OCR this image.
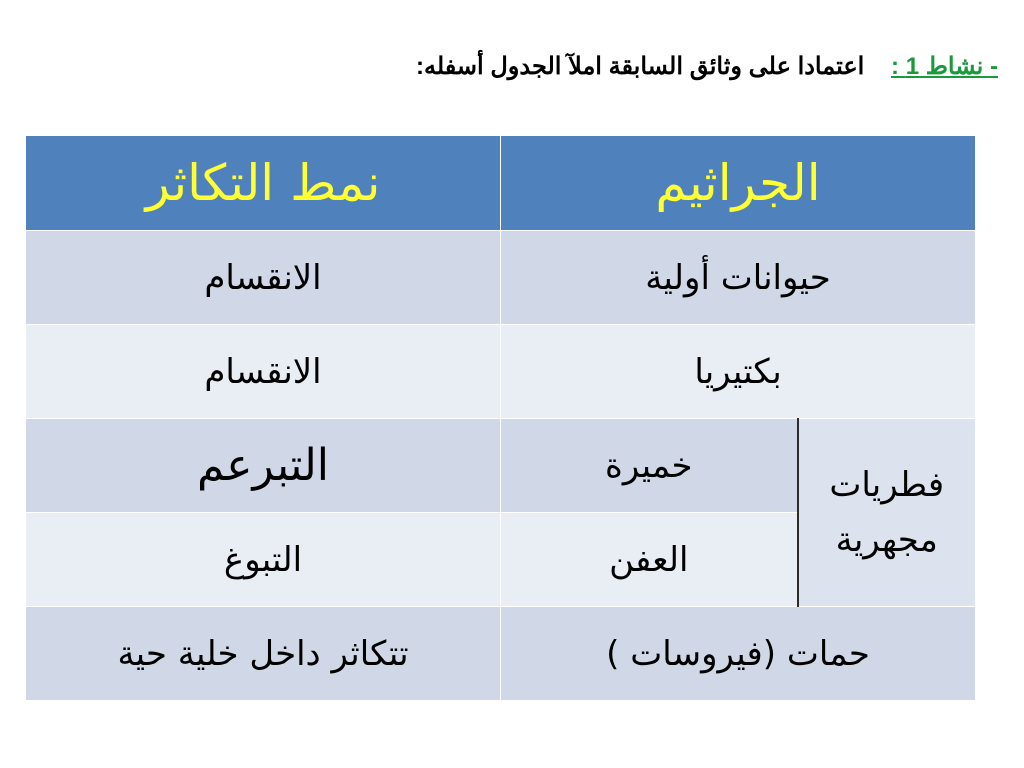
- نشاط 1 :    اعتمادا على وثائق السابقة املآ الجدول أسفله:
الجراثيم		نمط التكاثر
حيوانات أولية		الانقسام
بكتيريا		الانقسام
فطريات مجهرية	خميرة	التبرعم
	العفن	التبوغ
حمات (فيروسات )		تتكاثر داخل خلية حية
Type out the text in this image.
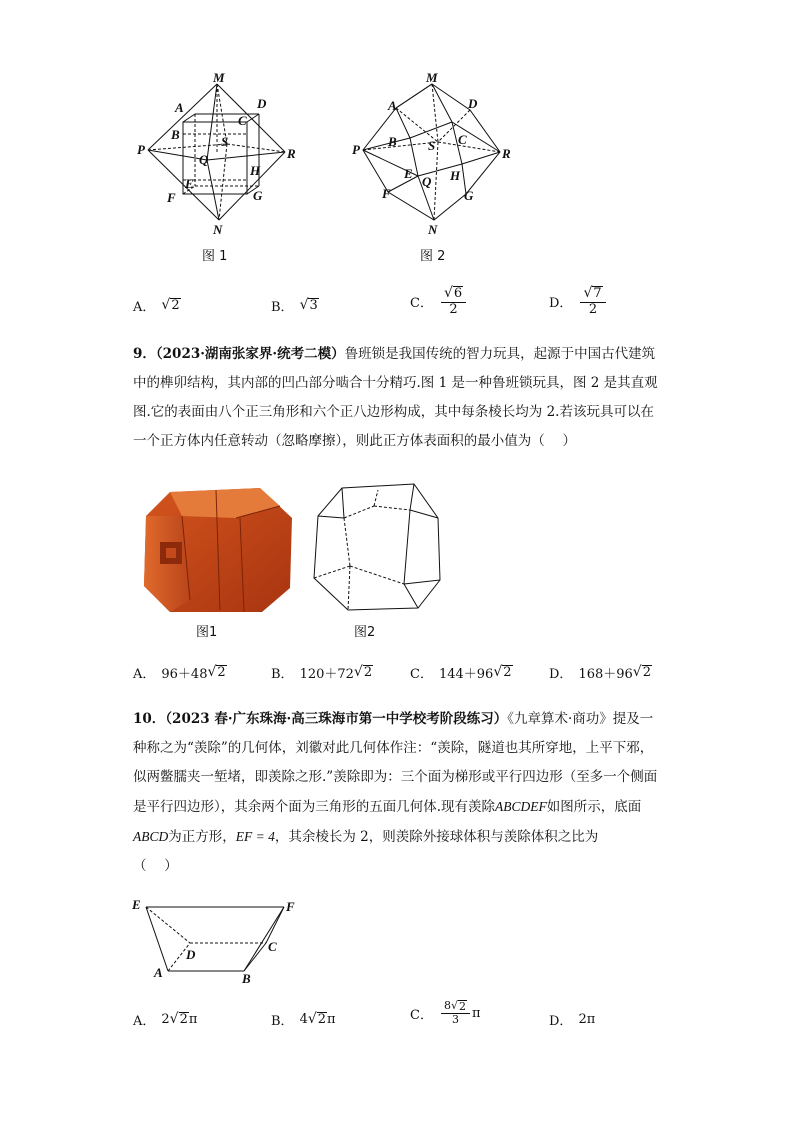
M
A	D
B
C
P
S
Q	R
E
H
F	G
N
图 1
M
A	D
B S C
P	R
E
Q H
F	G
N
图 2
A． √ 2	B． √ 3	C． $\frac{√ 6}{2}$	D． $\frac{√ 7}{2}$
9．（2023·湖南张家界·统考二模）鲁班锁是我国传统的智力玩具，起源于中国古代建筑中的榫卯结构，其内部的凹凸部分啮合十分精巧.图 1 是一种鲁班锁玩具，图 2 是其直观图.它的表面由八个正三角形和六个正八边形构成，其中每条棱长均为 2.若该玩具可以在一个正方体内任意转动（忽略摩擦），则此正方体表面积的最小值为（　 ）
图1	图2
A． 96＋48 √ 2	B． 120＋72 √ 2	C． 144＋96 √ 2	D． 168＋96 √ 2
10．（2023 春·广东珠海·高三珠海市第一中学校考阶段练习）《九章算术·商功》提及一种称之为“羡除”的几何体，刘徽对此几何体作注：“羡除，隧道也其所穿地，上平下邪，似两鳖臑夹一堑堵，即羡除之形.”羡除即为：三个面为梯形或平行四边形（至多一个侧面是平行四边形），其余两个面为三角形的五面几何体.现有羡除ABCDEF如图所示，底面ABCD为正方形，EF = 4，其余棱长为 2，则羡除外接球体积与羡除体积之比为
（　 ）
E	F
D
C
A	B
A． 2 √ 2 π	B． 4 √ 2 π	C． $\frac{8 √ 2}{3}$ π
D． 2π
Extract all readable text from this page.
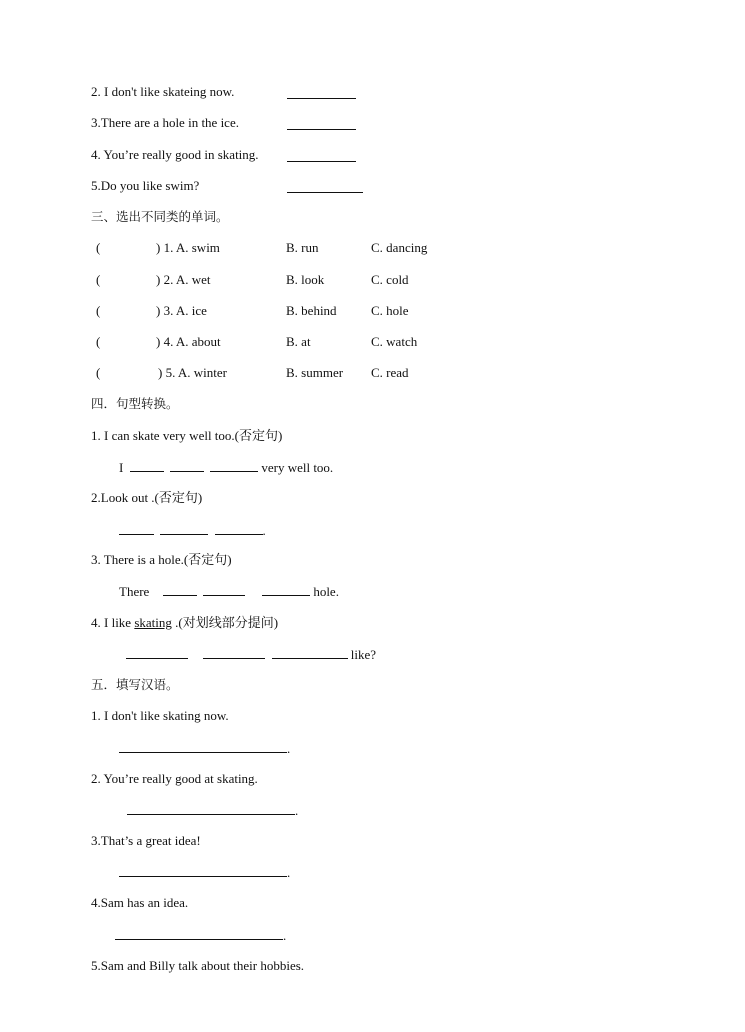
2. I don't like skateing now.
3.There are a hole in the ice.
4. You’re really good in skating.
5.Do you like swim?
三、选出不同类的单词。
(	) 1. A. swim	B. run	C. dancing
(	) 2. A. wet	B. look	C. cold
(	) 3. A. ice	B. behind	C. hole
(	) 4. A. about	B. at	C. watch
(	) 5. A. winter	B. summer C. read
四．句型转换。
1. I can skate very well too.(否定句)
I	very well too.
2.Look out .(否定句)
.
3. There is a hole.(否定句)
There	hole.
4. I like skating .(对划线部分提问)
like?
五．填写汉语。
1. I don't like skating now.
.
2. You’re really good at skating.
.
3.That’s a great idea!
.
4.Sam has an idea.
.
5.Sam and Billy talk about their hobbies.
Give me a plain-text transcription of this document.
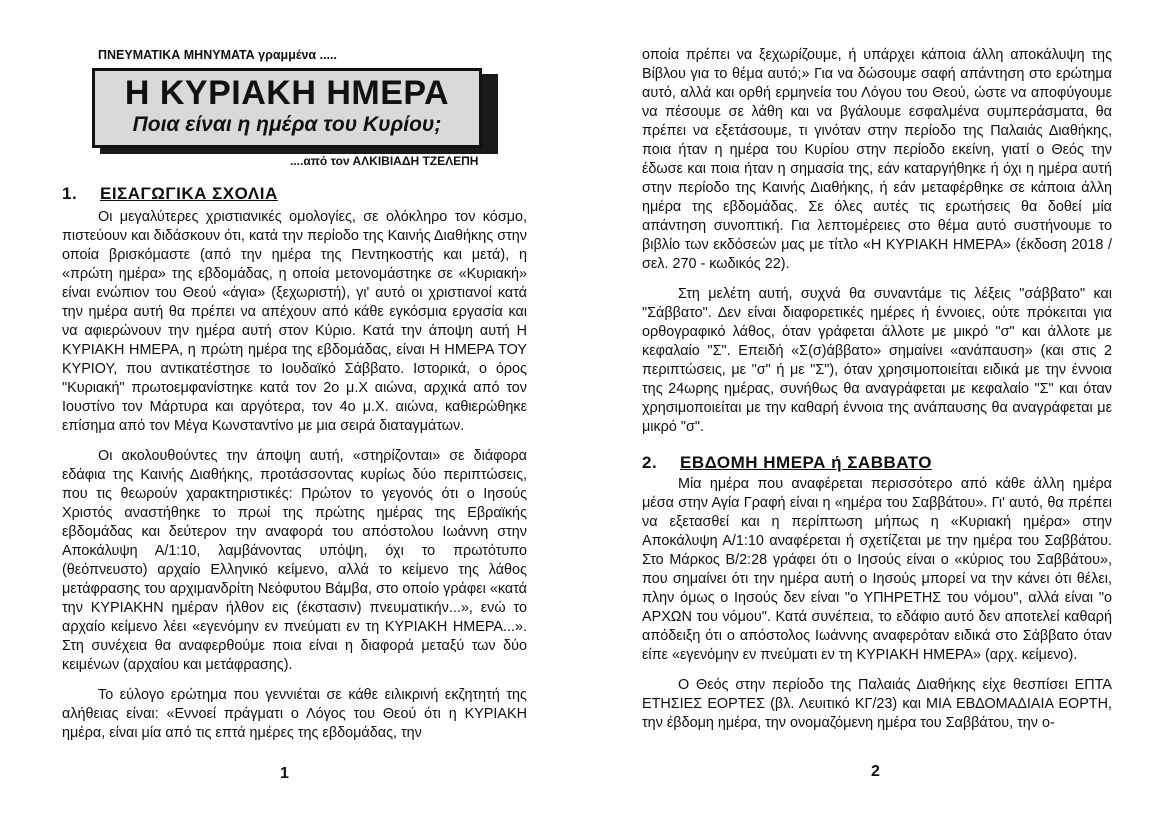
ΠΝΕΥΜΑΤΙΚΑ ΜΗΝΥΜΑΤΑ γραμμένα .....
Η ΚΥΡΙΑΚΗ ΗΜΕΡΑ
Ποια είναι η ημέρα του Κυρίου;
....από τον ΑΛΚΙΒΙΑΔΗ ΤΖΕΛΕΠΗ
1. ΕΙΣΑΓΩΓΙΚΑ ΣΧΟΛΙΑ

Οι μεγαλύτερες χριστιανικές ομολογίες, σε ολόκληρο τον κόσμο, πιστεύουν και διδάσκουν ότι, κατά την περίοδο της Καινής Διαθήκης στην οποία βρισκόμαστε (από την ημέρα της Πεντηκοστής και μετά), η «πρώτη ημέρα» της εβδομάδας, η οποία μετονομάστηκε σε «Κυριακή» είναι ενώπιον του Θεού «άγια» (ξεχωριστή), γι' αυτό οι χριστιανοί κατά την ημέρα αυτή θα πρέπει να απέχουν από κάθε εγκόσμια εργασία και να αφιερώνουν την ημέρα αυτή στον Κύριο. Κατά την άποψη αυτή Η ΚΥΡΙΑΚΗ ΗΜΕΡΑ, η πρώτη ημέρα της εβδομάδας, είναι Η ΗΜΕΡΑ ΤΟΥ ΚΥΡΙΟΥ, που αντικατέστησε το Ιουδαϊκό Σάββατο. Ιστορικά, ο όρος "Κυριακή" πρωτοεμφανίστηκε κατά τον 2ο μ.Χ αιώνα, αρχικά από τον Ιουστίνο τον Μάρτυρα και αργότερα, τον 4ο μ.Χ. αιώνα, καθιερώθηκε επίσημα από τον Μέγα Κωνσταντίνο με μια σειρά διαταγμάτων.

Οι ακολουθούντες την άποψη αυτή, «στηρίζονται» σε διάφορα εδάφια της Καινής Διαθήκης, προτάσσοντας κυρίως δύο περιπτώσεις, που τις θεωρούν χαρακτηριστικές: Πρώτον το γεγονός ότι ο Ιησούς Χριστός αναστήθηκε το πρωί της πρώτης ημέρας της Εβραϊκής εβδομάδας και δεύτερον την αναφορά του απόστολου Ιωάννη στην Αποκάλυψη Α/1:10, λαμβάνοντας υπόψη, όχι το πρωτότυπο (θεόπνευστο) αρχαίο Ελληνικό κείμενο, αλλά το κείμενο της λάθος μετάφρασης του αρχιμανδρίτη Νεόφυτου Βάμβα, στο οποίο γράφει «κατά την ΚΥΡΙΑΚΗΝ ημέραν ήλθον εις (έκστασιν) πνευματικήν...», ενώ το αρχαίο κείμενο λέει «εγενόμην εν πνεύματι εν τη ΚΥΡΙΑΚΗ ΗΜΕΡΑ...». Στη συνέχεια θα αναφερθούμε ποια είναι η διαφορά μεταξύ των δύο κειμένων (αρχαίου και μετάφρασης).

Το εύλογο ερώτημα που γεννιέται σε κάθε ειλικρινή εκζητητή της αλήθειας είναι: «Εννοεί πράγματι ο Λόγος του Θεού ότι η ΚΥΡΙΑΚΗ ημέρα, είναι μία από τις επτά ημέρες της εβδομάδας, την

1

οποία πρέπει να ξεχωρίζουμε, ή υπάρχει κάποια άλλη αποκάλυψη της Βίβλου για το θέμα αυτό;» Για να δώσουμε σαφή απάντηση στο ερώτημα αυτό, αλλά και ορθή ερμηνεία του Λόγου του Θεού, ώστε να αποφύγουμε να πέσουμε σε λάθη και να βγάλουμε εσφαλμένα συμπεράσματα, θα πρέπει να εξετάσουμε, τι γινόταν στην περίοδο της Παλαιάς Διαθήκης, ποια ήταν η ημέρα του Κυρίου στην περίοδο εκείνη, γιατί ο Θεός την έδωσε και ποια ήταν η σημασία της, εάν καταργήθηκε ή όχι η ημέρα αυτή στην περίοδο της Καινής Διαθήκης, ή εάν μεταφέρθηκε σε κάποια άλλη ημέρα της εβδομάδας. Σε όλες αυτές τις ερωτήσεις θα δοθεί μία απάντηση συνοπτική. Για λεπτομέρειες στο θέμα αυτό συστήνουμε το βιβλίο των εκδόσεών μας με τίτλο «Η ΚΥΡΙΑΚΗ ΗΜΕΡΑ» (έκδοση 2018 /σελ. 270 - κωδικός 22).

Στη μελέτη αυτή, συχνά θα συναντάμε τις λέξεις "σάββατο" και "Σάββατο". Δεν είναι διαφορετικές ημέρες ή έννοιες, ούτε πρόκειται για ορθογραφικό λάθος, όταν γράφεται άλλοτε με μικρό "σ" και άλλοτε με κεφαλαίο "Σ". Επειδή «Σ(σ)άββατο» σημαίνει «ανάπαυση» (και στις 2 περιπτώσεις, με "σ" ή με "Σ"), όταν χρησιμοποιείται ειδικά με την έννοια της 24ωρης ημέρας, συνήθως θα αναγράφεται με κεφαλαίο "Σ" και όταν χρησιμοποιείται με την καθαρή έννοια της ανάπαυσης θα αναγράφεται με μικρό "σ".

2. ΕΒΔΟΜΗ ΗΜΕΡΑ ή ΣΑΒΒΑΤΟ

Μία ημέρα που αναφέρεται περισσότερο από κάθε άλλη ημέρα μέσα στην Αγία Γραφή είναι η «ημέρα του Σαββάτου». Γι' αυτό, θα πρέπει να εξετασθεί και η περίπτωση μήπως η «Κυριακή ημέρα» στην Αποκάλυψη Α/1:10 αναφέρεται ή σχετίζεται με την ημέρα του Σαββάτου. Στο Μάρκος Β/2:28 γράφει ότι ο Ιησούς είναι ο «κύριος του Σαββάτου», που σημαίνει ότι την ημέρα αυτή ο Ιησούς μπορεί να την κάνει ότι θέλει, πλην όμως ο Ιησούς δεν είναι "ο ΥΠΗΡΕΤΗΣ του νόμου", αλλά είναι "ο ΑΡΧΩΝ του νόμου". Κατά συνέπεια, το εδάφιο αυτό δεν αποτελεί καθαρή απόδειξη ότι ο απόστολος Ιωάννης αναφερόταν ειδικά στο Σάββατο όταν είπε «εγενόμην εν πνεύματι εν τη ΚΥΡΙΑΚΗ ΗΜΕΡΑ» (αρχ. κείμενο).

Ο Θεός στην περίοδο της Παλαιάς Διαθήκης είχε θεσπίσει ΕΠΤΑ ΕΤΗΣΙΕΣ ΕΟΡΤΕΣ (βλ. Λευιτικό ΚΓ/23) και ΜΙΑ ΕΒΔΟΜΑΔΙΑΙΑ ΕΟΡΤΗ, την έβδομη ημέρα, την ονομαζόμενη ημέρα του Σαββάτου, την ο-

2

→ **EXERCISE GOAL**
In the records above, tally the lines where the word "ημέρες" appears, and give the number and nothing else.

→ **FINAL ANSWER**
2